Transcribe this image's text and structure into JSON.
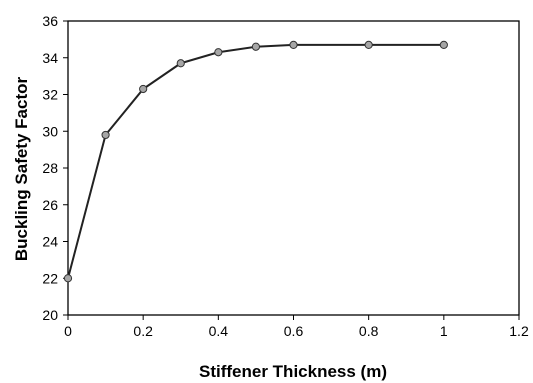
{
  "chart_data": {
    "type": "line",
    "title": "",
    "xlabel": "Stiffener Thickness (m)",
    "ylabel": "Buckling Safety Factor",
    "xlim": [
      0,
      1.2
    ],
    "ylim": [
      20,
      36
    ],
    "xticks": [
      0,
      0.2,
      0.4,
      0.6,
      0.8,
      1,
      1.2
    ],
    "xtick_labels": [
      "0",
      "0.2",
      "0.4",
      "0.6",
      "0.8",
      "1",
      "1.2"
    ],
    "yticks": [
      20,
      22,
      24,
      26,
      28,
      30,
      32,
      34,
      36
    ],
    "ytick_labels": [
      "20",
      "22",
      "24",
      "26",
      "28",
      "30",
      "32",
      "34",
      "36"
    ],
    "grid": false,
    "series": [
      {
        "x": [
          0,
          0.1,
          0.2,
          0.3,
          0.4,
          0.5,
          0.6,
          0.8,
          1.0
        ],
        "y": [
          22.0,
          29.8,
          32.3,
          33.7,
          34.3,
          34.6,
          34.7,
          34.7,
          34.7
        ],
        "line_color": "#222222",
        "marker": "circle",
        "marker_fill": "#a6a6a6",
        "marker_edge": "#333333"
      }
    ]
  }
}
--
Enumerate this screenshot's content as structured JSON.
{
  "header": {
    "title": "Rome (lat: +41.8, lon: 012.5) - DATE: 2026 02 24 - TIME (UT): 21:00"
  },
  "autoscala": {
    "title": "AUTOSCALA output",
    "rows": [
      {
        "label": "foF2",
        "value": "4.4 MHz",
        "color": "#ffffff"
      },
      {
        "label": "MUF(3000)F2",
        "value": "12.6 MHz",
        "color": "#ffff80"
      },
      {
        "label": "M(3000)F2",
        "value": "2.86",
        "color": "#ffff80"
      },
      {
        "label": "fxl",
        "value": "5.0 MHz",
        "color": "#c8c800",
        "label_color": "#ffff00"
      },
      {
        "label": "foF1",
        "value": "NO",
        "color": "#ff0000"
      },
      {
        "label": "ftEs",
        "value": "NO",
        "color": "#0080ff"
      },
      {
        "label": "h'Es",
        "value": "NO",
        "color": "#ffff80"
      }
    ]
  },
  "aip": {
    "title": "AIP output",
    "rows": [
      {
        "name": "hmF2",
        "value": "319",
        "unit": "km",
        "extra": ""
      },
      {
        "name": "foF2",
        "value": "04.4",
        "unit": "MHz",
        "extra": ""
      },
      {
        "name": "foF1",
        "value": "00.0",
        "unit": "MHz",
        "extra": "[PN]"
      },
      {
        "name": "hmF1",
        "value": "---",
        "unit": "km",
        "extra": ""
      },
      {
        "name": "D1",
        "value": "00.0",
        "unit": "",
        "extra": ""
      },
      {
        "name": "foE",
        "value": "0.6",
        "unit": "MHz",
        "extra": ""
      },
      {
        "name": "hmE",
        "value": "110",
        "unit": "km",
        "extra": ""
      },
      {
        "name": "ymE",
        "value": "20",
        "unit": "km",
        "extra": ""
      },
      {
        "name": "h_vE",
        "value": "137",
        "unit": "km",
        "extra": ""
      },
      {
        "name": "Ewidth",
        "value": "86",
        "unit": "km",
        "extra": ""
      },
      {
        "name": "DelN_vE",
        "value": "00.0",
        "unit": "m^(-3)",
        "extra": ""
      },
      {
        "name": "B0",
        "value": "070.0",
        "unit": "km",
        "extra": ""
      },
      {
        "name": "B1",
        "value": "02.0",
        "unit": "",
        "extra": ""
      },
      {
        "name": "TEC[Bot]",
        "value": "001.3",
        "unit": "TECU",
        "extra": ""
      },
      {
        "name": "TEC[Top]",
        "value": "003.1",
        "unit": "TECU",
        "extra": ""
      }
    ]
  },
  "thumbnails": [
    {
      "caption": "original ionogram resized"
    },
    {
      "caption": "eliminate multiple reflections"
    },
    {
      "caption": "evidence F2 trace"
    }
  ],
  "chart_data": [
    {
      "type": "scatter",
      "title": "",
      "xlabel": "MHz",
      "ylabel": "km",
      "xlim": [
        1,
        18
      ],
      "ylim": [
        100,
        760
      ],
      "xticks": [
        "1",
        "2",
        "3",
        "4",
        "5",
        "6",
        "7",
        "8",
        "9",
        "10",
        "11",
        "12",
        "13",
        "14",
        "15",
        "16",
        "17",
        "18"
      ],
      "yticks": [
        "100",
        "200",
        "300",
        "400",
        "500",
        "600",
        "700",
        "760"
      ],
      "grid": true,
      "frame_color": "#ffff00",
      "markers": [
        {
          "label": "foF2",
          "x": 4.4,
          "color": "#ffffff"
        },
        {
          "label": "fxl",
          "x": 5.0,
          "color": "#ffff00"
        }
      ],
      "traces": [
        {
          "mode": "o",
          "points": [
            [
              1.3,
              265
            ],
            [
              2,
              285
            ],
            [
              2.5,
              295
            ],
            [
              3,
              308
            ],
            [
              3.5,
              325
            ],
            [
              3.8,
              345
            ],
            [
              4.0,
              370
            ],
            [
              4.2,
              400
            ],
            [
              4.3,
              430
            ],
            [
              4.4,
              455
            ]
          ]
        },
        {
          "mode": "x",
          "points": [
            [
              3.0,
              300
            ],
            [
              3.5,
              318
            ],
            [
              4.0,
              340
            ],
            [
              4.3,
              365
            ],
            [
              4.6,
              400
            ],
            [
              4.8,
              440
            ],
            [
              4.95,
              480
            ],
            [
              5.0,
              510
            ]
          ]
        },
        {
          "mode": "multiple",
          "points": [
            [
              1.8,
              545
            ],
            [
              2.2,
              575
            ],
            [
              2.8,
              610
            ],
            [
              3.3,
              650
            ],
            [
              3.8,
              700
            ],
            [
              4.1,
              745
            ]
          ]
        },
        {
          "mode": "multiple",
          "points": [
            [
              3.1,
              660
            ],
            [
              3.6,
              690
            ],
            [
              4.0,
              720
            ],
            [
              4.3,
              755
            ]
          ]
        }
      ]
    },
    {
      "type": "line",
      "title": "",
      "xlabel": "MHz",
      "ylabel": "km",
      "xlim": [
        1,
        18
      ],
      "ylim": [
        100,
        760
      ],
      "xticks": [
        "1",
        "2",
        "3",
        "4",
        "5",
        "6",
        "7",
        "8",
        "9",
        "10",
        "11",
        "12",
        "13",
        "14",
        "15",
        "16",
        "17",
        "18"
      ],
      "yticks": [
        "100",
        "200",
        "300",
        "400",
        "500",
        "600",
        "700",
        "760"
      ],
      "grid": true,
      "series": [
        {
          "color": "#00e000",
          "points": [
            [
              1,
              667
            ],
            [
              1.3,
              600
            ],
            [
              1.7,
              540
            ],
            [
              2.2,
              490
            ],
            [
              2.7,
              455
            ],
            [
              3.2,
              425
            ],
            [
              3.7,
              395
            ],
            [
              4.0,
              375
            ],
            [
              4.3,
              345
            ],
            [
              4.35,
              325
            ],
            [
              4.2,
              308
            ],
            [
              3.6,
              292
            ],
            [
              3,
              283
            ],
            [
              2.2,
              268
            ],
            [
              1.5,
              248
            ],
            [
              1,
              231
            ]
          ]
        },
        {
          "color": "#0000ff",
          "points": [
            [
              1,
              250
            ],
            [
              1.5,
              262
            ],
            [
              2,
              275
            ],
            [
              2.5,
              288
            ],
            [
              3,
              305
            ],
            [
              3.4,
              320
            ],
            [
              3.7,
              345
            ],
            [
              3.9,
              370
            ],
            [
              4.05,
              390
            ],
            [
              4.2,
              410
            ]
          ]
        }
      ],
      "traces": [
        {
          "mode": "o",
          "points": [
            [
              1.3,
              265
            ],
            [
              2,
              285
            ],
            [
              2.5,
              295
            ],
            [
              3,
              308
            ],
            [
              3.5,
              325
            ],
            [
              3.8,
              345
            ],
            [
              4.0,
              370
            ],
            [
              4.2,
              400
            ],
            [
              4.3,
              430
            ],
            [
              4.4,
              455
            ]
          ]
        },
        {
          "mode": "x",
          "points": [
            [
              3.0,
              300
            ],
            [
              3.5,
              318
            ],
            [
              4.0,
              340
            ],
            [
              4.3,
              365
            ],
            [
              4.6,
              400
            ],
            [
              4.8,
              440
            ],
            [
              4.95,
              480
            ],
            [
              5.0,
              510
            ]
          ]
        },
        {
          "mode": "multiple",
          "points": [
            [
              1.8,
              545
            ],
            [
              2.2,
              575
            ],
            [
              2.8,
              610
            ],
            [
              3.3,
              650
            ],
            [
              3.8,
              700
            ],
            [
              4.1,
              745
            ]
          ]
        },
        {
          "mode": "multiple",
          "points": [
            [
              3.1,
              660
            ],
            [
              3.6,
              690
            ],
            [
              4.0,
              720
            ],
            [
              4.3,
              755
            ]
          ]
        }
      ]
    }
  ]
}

* What you should do:
Using the listing above, show every line that includes the string "caption".

* Task answer:
      "caption": "original ionogram resized"
      "caption": "eliminate multiple reflections"
      "caption": "evidence F2 trace"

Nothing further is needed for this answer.